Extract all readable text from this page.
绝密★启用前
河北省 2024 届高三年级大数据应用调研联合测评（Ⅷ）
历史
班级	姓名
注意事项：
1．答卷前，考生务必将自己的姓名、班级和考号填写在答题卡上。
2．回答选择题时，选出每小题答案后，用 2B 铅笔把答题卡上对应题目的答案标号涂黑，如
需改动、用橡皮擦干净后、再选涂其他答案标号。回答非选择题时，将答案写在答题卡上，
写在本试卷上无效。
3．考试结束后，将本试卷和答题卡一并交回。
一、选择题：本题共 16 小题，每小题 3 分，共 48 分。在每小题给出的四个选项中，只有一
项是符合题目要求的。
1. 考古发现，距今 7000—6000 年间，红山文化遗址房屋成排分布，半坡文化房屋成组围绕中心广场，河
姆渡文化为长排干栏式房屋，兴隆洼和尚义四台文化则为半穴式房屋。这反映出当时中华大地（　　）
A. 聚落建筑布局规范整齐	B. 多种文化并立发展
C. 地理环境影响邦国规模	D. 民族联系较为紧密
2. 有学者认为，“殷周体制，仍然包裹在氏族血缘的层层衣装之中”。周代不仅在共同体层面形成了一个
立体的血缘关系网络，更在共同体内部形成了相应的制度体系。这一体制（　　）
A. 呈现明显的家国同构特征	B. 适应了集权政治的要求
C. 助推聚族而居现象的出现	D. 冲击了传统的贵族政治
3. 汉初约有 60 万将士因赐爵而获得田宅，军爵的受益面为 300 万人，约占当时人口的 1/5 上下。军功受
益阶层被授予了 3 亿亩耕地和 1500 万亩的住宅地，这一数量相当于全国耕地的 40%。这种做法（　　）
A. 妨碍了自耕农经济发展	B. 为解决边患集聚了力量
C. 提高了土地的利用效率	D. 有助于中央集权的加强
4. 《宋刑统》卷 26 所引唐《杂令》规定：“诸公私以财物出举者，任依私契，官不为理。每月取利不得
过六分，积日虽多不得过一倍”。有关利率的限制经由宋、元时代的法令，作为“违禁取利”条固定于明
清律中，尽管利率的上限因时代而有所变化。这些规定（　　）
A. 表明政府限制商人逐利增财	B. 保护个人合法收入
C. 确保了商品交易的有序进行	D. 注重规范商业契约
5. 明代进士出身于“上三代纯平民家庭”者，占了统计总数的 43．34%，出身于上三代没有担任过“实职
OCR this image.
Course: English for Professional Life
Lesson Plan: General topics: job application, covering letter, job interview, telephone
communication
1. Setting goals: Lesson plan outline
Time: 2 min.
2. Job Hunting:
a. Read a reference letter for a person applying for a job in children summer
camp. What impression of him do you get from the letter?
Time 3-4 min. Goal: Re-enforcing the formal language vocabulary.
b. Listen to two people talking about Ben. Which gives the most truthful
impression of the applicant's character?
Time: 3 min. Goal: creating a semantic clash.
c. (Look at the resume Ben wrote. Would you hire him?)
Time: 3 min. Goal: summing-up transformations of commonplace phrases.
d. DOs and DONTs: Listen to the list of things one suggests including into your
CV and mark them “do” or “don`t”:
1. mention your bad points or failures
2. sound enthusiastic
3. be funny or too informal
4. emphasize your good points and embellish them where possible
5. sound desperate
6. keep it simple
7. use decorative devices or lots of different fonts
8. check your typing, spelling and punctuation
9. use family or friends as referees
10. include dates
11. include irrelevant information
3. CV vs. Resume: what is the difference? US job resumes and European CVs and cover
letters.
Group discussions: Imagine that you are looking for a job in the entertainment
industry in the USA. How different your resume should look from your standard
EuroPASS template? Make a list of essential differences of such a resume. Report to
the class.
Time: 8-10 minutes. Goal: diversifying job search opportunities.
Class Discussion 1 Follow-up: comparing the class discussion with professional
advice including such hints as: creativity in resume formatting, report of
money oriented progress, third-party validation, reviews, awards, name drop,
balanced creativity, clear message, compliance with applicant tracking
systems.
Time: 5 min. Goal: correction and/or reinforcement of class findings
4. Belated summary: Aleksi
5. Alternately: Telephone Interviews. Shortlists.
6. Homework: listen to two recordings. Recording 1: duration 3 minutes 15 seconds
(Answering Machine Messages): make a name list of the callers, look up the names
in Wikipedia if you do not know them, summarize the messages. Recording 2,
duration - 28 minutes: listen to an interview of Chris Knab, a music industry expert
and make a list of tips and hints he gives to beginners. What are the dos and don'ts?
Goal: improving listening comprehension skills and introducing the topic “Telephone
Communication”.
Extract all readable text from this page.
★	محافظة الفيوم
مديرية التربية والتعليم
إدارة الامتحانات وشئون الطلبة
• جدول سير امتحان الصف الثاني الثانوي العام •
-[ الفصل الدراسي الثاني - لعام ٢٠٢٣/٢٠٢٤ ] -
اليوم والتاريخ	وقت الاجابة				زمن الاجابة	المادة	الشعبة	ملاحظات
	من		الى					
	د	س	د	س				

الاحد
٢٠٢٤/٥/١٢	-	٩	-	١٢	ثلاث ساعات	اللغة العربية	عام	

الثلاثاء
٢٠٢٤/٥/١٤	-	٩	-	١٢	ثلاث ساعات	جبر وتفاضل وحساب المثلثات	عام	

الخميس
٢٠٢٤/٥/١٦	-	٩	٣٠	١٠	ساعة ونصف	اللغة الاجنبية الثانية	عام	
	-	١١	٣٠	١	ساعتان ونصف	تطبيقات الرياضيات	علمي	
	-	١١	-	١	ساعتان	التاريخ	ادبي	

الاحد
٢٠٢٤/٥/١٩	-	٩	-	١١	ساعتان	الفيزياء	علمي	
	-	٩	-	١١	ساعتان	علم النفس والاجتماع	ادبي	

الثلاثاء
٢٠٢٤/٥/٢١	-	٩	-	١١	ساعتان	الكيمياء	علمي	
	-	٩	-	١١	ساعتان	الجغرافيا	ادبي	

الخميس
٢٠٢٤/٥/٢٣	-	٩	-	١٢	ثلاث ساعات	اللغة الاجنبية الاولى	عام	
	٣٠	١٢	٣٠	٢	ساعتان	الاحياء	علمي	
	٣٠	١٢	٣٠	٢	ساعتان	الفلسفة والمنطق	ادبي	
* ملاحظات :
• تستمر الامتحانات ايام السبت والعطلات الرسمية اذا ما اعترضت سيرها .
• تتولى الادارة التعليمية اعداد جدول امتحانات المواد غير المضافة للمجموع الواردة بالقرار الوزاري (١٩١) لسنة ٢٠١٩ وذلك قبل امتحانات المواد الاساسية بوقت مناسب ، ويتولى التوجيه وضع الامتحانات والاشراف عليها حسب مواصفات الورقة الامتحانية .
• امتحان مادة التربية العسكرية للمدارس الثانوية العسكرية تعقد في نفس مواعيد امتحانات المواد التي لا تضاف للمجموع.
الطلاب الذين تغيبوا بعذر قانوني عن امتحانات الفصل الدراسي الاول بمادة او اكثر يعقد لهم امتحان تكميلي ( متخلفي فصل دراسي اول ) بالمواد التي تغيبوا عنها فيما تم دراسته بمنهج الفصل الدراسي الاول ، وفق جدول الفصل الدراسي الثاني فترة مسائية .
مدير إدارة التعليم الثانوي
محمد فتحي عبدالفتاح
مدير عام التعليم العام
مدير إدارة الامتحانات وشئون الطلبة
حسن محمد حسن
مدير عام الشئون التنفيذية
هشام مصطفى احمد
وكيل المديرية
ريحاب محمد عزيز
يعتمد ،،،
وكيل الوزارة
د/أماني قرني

Task objective>
Print all of the data exactly as it was given.

Correct result>
Extract all readable text from this page.
绝密★启用前
河北省 2024 届高三年级大数据应用调研联合测评（Ⅷ）
历史
班级	姓名
注意事项：
1．答卷前，考生务必将自己的姓名、班级和考号填写在答题卡上。
2．回答选择题时，选出每小题答案后，用 2B 铅笔把答题卡上对应题目的答案标号涂黑，如
需改动、用橡皮擦干净后、再选涂其他答案标号。回答非选择题时，将答案写在答题卡上，
写在本试卷上无效。
3．考试结束后，将本试卷和答题卡一并交回。
一、选择题：本题共 16 小题，每小题 3 分，共 48 分。在每小题给出的四个选项中，只有一
项是符合题目要求的。
1. 考古发现，距今 7000—6000 年间，红山文化遗址房屋成排分布，半坡文化房屋成组围绕中心广场，河
姆渡文化为长排干栏式房屋，兴隆洼和尚义四台文化则为半穴式房屋。这反映出当时中华大地（　　）
A. 聚落建筑布局规范整齐	B. 多种文化并立发展
C. 地理环境影响邦国规模	D. 民族联系较为紧密
2. 有学者认为，“殷周体制，仍然包裹在氏族血缘的层层衣装之中”。周代不仅在共同体层面形成了一个
立体的血缘关系网络，更在共同体内部形成了相应的制度体系。这一体制（　　）
A. 呈现明显的家国同构特征	B. 适应了集权政治的要求
C. 助推聚族而居现象的出现	D. 冲击了传统的贵族政治
3. 汉初约有 60 万将士因赐爵而获得田宅，军爵的受益面为 300 万人，约占当时人口的 1/5 上下。军功受
益阶层被授予了 3 亿亩耕地和 1500 万亩的住宅地，这一数量相当于全国耕地的 40%。这种做法（　　）
A. 妨碍了自耕农经济发展	B. 为解决边患集聚了力量
C. 提高了土地的利用效率	D. 有助于中央集权的加强
4. 《宋刑统》卷 26 所引唐《杂令》规定：“诸公私以财物出举者，任依私契，官不为理。每月取利不得
过六分，积日虽多不得过一倍”。有关利率的限制经由宋、元时代的法令，作为“违禁取利”条固定于明
清律中，尽管利率的上限因时代而有所变化。这些规定（　　）
A. 表明政府限制商人逐利增财	B. 保护个人合法收入
C. 确保了商品交易的有序进行	D. 注重规范商业契约
5. 明代进士出身于“上三代纯平民家庭”者，占了统计总数的 43．34%，出身于上三代没有担任过“实职
OCR this image.
Course: English for Professional Life
Lesson Plan: General topics: job application, covering letter, job interview, telephone
communication
1. Setting goals: Lesson plan outline
Time: 2 min.
2. Job Hunting:
a. Read a reference letter for a person applying for a job in children summer
camp. What impression of him do you get from the letter?
Time 3-4 min. Goal: Re-enforcing the formal language vocabulary.
b. Listen to two people talking about Ben. Which gives the most truthful
impression of the applicant's character?
Time: 3 min. Goal: creating a semantic clash.
c. (Look at the resume Ben wrote. Would you hire him?)
Time: 3 min. Goal: summing-up transformations of commonplace phrases.
d. DOs and DONTs: Listen to the list of things one suggests including into your
CV and mark them “do” or “don`t”:
1. mention your bad points or failures
2. sound enthusiastic
3. be funny or too informal
4. emphasize your good points and embellish them where possible
5. sound desperate
6. keep it simple
7. use decorative devices or lots of different fonts
8. check your typing, spelling and punctuation
9. use family or friends as referees
10. include dates
11. include irrelevant information
3. CV vs. Resume: what is the difference? US job resumes and European CVs and cover
letters.
Group discussions: Imagine that you are looking for a job in the entertainment
industry in the USA. How different your resume should look from your standard
EuroPASS template? Make a list of essential differences of such a resume. Report to
the class.
Time: 8-10 minutes. Goal: diversifying job search opportunities.
Class Discussion 1 Follow-up: comparing the class discussion with professional
advice including such hints as: creativity in resume formatting, report of
money oriented progress, third-party validation, reviews, awards, name drop,
balanced creativity, clear message, compliance with applicant tracking
systems.
Time: 5 min. Goal: correction and/or reinforcement of class findings
4. Belated summary: Aleksi
5. Alternately: Telephone Interviews. Shortlists.
6. Homework: listen to two recordings. Recording 1: duration 3 minutes 15 seconds
(Answering Machine Messages): make a name list of the callers, look up the names
in Wikipedia if you do not know them, summarize the messages. Recording 2,
duration - 28 minutes: listen to an interview of Chris Knab, a music industry expert
and make a list of tips and hints he gives to beginners. What are the dos and don'ts?
Goal: improving listening comprehension skills and introducing the topic “Telephone
Communication”.
Extract all readable text from this page.
★	محافظة الفيوم
مديرية التربية والتعليم
إدارة الامتحانات وشئون الطلبة
• جدول سير امتحان الصف الثاني الثانوي العام •
-[ الفصل الدراسي الثاني - لعام ٢٠٢٣/٢٠٢٤ ] -
اليوم والتاريخ	وقت الاجابة				زمن الاجابة	المادة	الشعبة	ملاحظات
	من		الى					
	د	س	د	س				

الاحد
٢٠٢٤/٥/١٢	-	٩	-	١٢	ثلاث ساعات	اللغة العربية	عام	

الثلاثاء
٢٠٢٤/٥/١٤	-	٩	-	١٢	ثلاث ساعات	جبر وتفاضل وحساب المثلثات	عام	

الخميس
٢٠٢٤/٥/١٦	-	٩	٣٠	١٠	ساعة ونصف	اللغة الاجنبية الثانية	عام	
	-	١١	٣٠	١	ساعتان ونصف	تطبيقات الرياضيات	علمي	
	-	١١	-	١	ساعتان	التاريخ	ادبي	

الاحد
٢٠٢٤/٥/١٩	-	٩	-	١١	ساعتان	الفيزياء	علمي	
	-	٩	-	١١	ساعتان	علم النفس والاجتماع	ادبي	

الثلاثاء
٢٠٢٤/٥/٢١	-	٩	-	١١	ساعتان	الكيمياء	علمي	
	-	٩	-	١١	ساعتان	الجغرافيا	ادبي	

الخميس
٢٠٢٤/٥/٢٣	-	٩	-	١٢	ثلاث ساعات	اللغة الاجنبية الاولى	عام	
	٣٠	١٢	٣٠	٢	ساعتان	الاحياء	علمي	
	٣٠	١٢	٣٠	٢	ساعتان	الفلسفة والمنطق	ادبي	
* ملاحظات :
• تستمر الامتحانات ايام السبت والعطلات الرسمية اذا ما اعترضت سيرها .
• تتولى الادارة التعليمية اعداد جدول امتحانات المواد غير المضافة للمجموع الواردة بالقرار الوزاري (١٩١) لسنة ٢٠١٩ وذلك قبل امتحانات المواد الاساسية بوقت مناسب ، ويتولى التوجيه وضع الامتحانات والاشراف عليها حسب مواصفات الورقة الامتحانية .
• امتحان مادة التربية العسكرية للمدارس الثانوية العسكرية تعقد في نفس مواعيد امتحانات المواد التي لا تضاف للمجموع.
الطلاب الذين تغيبوا بعذر قانوني عن امتحانات الفصل الدراسي الاول بمادة او اكثر يعقد لهم امتحان تكميلي ( متخلفي فصل دراسي اول ) بالمواد التي تغيبوا عنها فيما تم دراسته بمنهج الفصل الدراسي الاول ، وفق جدول الفصل الدراسي الثاني فترة مسائية .
مدير إدارة التعليم الثانوي
محمد فتحي عبدالفتاح
مدير عام التعليم العام
مدير إدارة الامتحانات وشئون الطلبة
حسن محمد حسن
مدير عام الشئون التنفيذية
هشام مصطفى احمد
وكيل المديرية
ريحاب محمد عزيز
يعتمد ،،،
وكيل الوزارة
د/أماني قرني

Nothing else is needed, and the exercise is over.